Short task —
Repeat each entry word for word. Leave any images out of the copy.

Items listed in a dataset
-- Start --

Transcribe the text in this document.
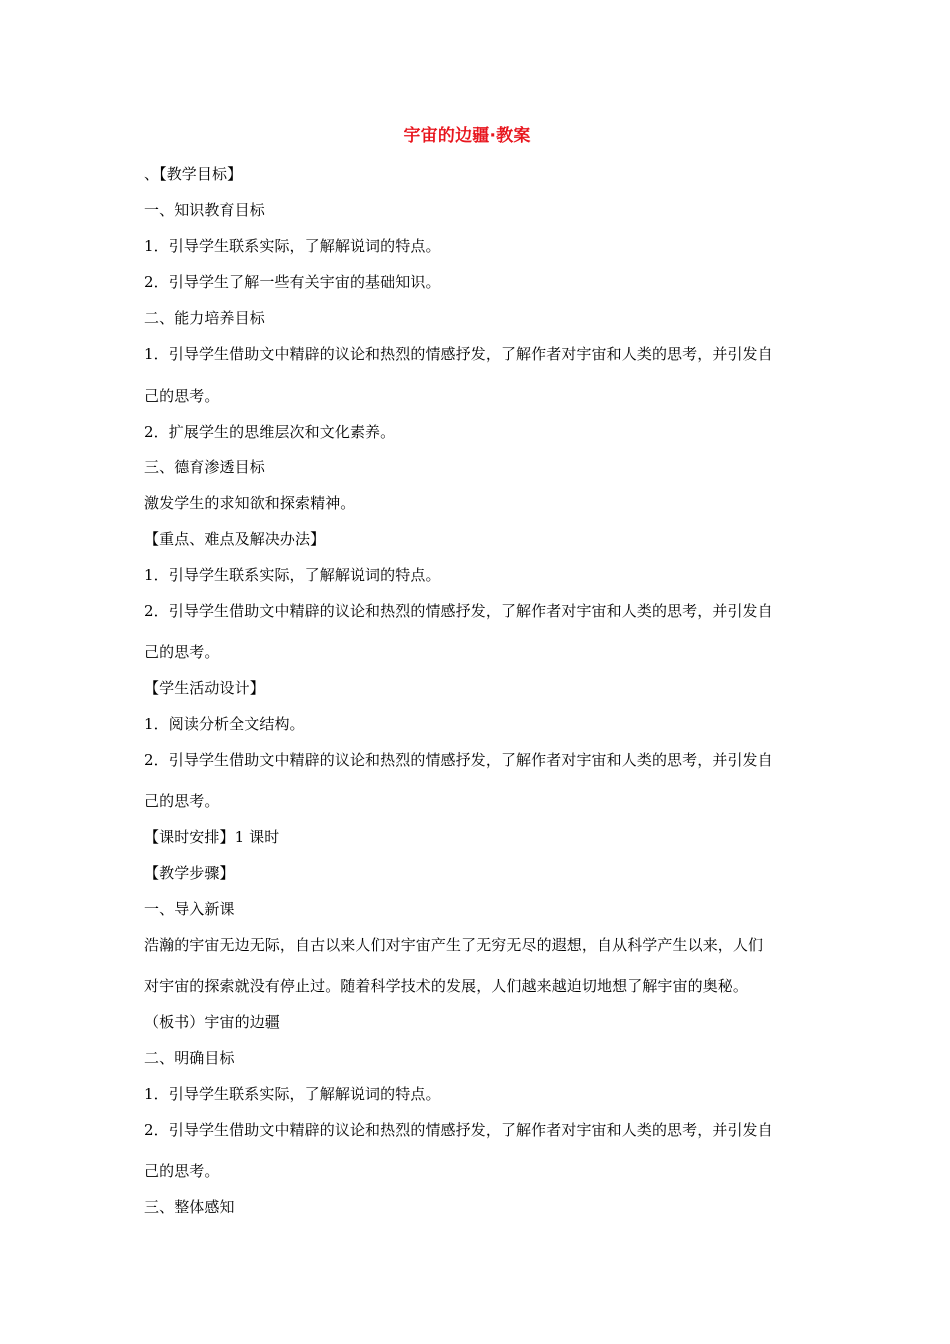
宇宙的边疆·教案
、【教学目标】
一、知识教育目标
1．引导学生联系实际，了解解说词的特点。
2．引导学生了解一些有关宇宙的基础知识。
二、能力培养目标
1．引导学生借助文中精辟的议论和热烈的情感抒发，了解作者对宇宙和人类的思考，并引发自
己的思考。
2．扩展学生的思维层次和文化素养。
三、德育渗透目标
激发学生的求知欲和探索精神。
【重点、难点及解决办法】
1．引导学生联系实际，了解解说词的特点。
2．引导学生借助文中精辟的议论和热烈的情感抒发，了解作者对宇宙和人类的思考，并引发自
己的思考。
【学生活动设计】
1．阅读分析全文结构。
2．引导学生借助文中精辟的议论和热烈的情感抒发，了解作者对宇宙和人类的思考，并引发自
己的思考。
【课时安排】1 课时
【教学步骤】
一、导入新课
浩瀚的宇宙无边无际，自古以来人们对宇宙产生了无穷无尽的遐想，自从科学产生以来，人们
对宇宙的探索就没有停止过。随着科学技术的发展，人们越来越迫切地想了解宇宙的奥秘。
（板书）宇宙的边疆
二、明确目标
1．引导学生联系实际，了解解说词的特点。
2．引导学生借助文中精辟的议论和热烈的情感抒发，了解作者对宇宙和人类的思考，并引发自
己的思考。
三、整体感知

-- End --

Exercise solution —
Transcribe the text in this document.
宇宙的边疆·教案
、【教学目标】
一、知识教育目标
1．引导学生联系实际，了解解说词的特点。
2．引导学生了解一些有关宇宙的基础知识。
二、能力培养目标
1．引导学生借助文中精辟的议论和热烈的情感抒发，了解作者对宇宙和人类的思考，并引发自
己的思考。
2．扩展学生的思维层次和文化素养。
三、德育渗透目标
激发学生的求知欲和探索精神。
【重点、难点及解决办法】
1．引导学生联系实际，了解解说词的特点。
2．引导学生借助文中精辟的议论和热烈的情感抒发，了解作者对宇宙和人类的思考，并引发自
己的思考。
【学生活动设计】
1．阅读分析全文结构。
2．引导学生借助文中精辟的议论和热烈的情感抒发，了解作者对宇宙和人类的思考，并引发自
己的思考。
【课时安排】1 课时
【教学步骤】
一、导入新课
浩瀚的宇宙无边无际，自古以来人们对宇宙产生了无穷无尽的遐想，自从科学产生以来，人们
对宇宙的探索就没有停止过。随着科学技术的发展，人们越来越迫切地想了解宇宙的奥秘。
（板书）宇宙的边疆
二、明确目标
1．引导学生联系实际，了解解说词的特点。
2．引导学生借助文中精辟的议论和热烈的情感抒发，了解作者对宇宙和人类的思考，并引发自
己的思考。
三、整体感知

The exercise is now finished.